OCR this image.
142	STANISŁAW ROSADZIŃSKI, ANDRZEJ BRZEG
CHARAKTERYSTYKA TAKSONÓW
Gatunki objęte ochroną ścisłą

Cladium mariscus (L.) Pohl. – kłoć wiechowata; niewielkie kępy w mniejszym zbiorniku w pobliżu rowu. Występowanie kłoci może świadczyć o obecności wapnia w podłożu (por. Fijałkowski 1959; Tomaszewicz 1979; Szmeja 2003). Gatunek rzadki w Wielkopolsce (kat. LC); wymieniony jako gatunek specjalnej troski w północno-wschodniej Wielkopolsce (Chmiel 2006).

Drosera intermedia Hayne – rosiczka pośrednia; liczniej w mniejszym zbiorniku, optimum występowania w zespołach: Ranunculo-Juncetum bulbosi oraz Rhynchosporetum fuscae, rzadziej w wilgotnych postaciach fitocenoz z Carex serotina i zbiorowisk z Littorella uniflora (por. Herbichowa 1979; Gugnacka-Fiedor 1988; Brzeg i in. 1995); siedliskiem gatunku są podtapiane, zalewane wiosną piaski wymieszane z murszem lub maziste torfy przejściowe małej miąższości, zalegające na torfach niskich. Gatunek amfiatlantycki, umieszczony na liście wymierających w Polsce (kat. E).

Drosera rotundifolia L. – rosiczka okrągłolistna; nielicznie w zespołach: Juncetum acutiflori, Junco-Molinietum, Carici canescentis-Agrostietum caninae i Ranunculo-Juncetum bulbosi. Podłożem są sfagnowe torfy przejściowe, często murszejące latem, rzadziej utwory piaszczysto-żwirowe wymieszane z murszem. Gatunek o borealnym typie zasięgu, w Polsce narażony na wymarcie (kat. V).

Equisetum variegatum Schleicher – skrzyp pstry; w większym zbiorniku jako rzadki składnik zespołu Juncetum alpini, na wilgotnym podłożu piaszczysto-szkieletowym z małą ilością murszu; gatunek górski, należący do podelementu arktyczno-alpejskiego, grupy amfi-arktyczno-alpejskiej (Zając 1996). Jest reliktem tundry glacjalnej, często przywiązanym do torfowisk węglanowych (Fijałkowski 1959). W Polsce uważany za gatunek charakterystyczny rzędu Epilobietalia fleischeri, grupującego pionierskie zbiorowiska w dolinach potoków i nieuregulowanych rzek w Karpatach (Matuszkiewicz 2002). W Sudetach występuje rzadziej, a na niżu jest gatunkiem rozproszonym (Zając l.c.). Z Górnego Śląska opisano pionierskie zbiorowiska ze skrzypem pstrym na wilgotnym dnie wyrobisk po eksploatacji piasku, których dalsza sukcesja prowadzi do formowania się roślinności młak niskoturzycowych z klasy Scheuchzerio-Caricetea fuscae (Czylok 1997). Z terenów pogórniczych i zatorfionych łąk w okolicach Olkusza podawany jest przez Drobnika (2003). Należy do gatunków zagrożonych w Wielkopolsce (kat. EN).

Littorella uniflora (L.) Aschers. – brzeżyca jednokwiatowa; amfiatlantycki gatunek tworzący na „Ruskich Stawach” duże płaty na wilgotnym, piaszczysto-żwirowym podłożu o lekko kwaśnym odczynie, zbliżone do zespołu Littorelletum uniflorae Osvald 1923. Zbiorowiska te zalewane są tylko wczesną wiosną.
---
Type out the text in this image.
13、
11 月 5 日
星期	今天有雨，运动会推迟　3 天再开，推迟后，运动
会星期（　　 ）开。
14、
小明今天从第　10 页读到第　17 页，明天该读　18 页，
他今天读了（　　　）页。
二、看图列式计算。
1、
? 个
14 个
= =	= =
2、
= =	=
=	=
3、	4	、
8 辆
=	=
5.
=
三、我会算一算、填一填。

» STATED EXERCISE
Pull out all lines containing the word "uniflora" from the entries above.

» EXERCISE ANSWER
Drosera intermedia Hayne – rosiczka pośrednia; liczniej w mniejszym zbiorniku, optimum występowania w zespołach: Ranunculo-Juncetum bulbosi oraz Rhynchosporetum fuscae, rzadziej w wilgotnych postaciach fitocenoz z Carex serotina i zbiorowisk z Littorella uniflora (por. Herbichowa 1979; Gugnacka-Fiedor 1988; Brzeg i in. 1995); siedliskiem gatunku są podtapiane, zalewane wiosną piaski wymieszane z murszem lub maziste torfy przejściowe małej miąższości, zalegające na torfach niskich. Gatunek amfiatlantycki, umieszczony na liście wymierających w Polsce (kat. E).
Littorella uniflora (L.) Aschers. – brzeżyca jednokwiatowa; amfiatlantycki gatunek tworzący na „Ruskich Stawach” duże płaty na wilgotnym, piaszczysto-żwirowym podłożu o lekko kwaśnym odczynie, zbliżone do zespołu Littorelletum uniflorae Osvald 1923. Zbiorowiska te zalewane są tylko wczesną wiosną.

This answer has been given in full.